記述問題: 以下のデータ全体で「legend-swatch」をすべて「legend-marker」に置き換えて更新してください。ほかの部分は一文字も変えないでください。

提供データ:
::::::::::

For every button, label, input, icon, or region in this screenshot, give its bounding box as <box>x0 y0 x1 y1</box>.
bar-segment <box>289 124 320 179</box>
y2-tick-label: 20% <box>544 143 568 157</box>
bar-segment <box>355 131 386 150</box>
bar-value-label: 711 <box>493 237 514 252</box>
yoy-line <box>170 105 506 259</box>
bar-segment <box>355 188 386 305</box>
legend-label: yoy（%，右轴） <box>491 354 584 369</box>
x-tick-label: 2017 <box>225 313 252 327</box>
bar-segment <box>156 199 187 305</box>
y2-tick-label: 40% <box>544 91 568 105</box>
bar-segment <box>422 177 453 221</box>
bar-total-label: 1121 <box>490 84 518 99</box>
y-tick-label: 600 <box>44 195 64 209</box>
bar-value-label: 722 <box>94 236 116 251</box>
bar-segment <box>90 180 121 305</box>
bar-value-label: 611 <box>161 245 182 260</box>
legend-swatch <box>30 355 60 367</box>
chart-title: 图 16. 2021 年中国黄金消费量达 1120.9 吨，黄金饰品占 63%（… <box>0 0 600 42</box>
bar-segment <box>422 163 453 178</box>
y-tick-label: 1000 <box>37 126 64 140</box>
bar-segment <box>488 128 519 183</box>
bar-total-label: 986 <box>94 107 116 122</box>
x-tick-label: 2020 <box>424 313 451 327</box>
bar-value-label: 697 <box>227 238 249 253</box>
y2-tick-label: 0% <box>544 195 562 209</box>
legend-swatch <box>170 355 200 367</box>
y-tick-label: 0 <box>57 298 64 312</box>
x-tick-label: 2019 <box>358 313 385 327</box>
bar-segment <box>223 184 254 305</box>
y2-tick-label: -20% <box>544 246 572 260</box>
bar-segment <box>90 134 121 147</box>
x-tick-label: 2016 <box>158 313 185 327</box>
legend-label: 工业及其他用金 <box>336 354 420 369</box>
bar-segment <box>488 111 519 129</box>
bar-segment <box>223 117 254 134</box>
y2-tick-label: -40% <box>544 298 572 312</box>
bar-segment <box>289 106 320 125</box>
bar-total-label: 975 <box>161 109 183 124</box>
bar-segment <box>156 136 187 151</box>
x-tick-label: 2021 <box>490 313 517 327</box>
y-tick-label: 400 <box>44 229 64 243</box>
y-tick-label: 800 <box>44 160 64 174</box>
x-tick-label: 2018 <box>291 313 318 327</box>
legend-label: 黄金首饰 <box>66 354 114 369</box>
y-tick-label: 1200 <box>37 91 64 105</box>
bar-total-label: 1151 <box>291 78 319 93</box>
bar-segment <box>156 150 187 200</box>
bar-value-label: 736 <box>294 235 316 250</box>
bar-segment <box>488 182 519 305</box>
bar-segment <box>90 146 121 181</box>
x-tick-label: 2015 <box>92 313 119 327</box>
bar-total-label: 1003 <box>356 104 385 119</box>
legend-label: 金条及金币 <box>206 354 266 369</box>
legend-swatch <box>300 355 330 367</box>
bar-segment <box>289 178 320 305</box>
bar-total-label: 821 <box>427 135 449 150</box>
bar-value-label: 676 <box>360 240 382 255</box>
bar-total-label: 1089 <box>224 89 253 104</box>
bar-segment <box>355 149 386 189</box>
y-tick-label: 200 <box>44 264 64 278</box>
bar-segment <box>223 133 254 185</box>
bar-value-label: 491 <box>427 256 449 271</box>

::::::::::

課題への回答:
For every button, label, input, icon, or region in this screenshot, give its bounding box as <box>x0 y0 x1 y1</box>.
bar-segment <box>289 124 320 179</box>
y2-tick-label: 20% <box>544 143 568 157</box>
bar-segment <box>355 131 386 150</box>
bar-value-label: 711 <box>493 237 514 252</box>
yoy-line <box>170 105 506 259</box>
bar-segment <box>355 188 386 305</box>
legend-label: yoy（%，右轴） <box>491 354 584 369</box>
x-tick-label: 2017 <box>225 313 252 327</box>
bar-segment <box>156 199 187 305</box>
y2-tick-label: 40% <box>544 91 568 105</box>
bar-segment <box>422 177 453 221</box>
bar-total-label: 1121 <box>490 84 518 99</box>
y-tick-label: 600 <box>44 195 64 209</box>
bar-value-label: 722 <box>94 236 116 251</box>
bar-segment <box>90 180 121 305</box>
bar-value-label: 611 <box>161 245 182 260</box>
legend-marker <box>30 355 60 367</box>
chart-title: 图 16. 2021 年中国黄金消费量达 1120.9 吨，黄金饰品占 63%（… <box>0 0 600 42</box>
bar-segment <box>422 163 453 178</box>
y-tick-label: 1000 <box>37 126 64 140</box>
bar-segment <box>488 128 519 183</box>
bar-total-label: 986 <box>94 107 116 122</box>
x-tick-label: 2020 <box>424 313 451 327</box>
bar-value-label: 697 <box>227 238 249 253</box>
y2-tick-label: 0% <box>544 195 562 209</box>
legend-marker <box>170 355 200 367</box>
y-tick-label: 0 <box>57 298 64 312</box>
x-tick-label: 2019 <box>358 313 385 327</box>
bar-segment <box>223 184 254 305</box>
y2-tick-label: -20% <box>544 246 572 260</box>
bar-segment <box>90 134 121 147</box>
x-tick-label: 2016 <box>158 313 185 327</box>
legend-label: 工业及其他用金 <box>336 354 420 369</box>
bar-segment <box>488 111 519 129</box>
bar-segment <box>223 117 254 134</box>
y2-tick-label: -40% <box>544 298 572 312</box>
bar-segment <box>289 106 320 125</box>
bar-total-label: 975 <box>161 109 183 124</box>
bar-segment <box>156 136 187 151</box>
x-tick-label: 2021 <box>490 313 517 327</box>
y-tick-label: 400 <box>44 229 64 243</box>
y-tick-label: 800 <box>44 160 64 174</box>
x-tick-label: 2018 <box>291 313 318 327</box>
legend-label: 黄金首饰 <box>66 354 114 369</box>
y-tick-label: 1200 <box>37 91 64 105</box>
bar-total-label: 1151 <box>291 78 319 93</box>
bar-segment <box>156 150 187 200</box>
bar-value-label: 736 <box>294 235 316 250</box>
bar-segment <box>488 182 519 305</box>
bar-segment <box>90 146 121 181</box>
x-tick-label: 2015 <box>92 313 119 327</box>
bar-total-label: 1003 <box>356 104 385 119</box>
legend-label: 金条及金币 <box>206 354 266 369</box>
legend-marker <box>300 355 330 367</box>
bar-segment <box>289 178 320 305</box>
bar-total-label: 821 <box>427 135 449 150</box>
bar-value-label: 676 <box>360 240 382 255</box>
bar-total-label: 1089 <box>224 89 253 104</box>
bar-segment <box>355 149 386 189</box>
y-tick-label: 200 <box>44 264 64 278</box>
bar-segment <box>223 133 254 185</box>
bar-value-label: 491 <box>427 256 449 271</box>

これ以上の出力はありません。